Work order 1:
In the parenting forum thread, rewrite the passage starting with "When our kids" and going on through "an insane ride.", changing "supper" to "dinner".
Work order 2:
In the parenting forum thread, what is the decorating theme of the girls' bedroom?

--- Study text ---

@kswiger06 oh I totally used to use the phrase " you get what you get and you don't get upset" with the younger kids I taught! And I am for sure implementing that in our house as well.
When our kids first started school, we were about pulling our hair out with all the new phrases they were trying to use at home. This one though has been very beneficial with a lot of things like supper, flavored drinks, snacks, lol our daughter even got my husband once when I made spaghetti and he grumbled lol
@Spicyweiner i am sure there are many many things that I will cave on or change my mind about once parenting is actually here.
but it there's some stuff that is just completely against what i believe/my values. i hope those don't change. although they might. we shall see. i am sure it's about to be an insane ride.
Me: 36, H: 37 FTM, 2 Furbabies married 03/17/07 lived in Houston, Austin, Los Angeles and NYC due: 2/15/17
Facebook for some reason is showing me lots of ads for the most amazing kids' beds that look like treehouses and castle forts and stuff. I want, but we have nice twin beds in the basement so that'll be the plan unless there's a good reason to do otherwise. I hadn't even though about the fact that just providing the bed as opposed to making him part of the process could make the transition tougher. Oh well. Hopefully picking out a bedding set will keep him happy.
I can't wait to come back here down the road and read all the "I'm going to be THIS type of parent" ish and chuckle.
LOLz. My biggest thing was I hated Disney Princess crap. That licensed/commercialized pink and poofy- gross! Yeah, nothing makes my girls happier than a Cinderella tee shirt or an Elsa&Anna blanket. Their bedroom is decorated in Disney Princess. Literally, that's the "theme". 6 years ago me is screaming in deep pain and shame.
DD1- Aug11 Angel Baby- June13, said goodbye Oct12 DD2- Aug13 DD3- due Feb17
@Spicyweiner i am sure there are many many things that I will cave on or change my mind about once parenting is actually here.

--- Given data ---

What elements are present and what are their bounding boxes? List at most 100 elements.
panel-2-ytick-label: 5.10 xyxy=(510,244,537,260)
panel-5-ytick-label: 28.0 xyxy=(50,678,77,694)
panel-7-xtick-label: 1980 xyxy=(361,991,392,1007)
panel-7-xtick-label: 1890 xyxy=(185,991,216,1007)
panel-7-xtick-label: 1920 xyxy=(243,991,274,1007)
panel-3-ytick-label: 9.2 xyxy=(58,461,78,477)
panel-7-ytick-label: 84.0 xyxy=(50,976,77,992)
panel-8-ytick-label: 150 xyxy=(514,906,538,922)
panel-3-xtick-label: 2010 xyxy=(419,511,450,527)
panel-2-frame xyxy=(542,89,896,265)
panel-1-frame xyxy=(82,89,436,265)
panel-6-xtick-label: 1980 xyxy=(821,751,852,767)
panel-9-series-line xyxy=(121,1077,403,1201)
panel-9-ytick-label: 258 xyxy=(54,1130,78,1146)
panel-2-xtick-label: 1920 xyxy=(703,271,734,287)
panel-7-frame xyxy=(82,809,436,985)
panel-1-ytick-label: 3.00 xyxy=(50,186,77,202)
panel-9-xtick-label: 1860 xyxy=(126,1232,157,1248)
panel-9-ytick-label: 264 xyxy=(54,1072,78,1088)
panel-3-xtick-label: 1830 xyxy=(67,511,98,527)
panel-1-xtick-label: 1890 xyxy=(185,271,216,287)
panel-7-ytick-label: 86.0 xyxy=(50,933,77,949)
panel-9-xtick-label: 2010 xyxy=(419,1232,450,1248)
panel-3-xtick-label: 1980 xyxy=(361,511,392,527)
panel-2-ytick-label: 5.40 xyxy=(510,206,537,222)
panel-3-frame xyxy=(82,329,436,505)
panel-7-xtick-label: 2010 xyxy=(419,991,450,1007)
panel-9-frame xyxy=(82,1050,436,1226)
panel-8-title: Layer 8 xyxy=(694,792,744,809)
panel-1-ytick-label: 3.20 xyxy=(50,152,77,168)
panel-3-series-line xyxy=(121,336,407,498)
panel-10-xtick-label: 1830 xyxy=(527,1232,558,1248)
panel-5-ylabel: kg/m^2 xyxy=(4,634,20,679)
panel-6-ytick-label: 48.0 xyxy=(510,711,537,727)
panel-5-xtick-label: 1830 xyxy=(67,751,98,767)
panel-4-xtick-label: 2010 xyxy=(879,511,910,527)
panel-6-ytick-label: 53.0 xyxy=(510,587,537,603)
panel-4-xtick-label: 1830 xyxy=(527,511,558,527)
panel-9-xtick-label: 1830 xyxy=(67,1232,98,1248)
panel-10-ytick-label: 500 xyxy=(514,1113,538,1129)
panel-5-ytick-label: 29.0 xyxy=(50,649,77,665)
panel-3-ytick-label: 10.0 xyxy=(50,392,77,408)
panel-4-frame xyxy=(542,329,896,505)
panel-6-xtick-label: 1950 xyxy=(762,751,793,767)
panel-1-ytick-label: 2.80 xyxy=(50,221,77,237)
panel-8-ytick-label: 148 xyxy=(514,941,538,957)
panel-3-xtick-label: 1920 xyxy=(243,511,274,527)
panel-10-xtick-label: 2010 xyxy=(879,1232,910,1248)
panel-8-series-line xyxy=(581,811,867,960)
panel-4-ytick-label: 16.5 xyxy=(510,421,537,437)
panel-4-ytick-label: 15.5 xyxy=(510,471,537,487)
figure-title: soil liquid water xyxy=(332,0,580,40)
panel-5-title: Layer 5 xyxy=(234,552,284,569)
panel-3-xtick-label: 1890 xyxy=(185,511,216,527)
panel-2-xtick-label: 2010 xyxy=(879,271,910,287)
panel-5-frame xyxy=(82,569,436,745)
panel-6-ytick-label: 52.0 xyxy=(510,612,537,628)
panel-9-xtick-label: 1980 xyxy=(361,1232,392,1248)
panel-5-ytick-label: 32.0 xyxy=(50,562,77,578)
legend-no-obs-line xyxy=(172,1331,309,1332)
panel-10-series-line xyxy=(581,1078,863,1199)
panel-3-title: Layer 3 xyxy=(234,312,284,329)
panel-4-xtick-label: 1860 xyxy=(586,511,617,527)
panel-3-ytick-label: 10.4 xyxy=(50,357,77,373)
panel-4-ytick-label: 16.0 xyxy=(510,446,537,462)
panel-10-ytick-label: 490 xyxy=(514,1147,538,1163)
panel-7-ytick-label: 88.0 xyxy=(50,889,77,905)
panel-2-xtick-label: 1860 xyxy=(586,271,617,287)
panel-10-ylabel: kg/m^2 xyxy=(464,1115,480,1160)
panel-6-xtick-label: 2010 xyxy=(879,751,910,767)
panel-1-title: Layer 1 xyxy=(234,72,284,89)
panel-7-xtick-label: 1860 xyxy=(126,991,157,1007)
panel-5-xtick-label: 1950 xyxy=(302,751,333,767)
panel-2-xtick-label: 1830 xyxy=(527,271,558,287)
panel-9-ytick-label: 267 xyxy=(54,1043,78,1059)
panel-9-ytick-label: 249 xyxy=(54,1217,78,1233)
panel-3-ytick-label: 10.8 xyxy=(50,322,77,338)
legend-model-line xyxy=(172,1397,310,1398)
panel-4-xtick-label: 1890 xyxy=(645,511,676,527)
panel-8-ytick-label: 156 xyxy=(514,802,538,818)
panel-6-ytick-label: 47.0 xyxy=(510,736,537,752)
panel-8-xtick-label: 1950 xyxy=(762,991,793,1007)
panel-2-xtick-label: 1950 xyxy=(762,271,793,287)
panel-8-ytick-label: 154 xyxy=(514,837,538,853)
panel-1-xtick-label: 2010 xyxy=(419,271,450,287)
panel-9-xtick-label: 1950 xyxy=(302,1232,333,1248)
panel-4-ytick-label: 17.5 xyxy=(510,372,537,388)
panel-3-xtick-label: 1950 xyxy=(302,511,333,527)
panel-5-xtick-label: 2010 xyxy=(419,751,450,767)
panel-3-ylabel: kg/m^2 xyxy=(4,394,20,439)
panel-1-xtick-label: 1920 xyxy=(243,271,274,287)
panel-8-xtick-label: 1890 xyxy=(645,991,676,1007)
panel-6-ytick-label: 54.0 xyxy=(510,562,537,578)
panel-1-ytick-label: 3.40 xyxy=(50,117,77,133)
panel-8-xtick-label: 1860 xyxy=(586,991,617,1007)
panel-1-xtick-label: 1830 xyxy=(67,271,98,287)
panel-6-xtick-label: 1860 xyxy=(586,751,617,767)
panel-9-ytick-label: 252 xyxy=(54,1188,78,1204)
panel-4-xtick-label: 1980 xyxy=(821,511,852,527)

---

Expected output 1:
When our kids first started school, we were about pulling our hair out with all the new phrases they were trying to use at home. This one though has been very beneficial with a lot of things like dinner, flavored drinks, snacks, lol our daughter even got my husband once when I made spaghetti and he grumbled lol
@Spicyweiner i am sure there are many many things that I will cave on or change my mind about once parenting is actually here.
but it there's some stuff that is just completely against what i believe/my values. i hope those don't change. although they might. we shall see. i am sure it's about to be an insane ride.

Expected output 2:
Disney Princess.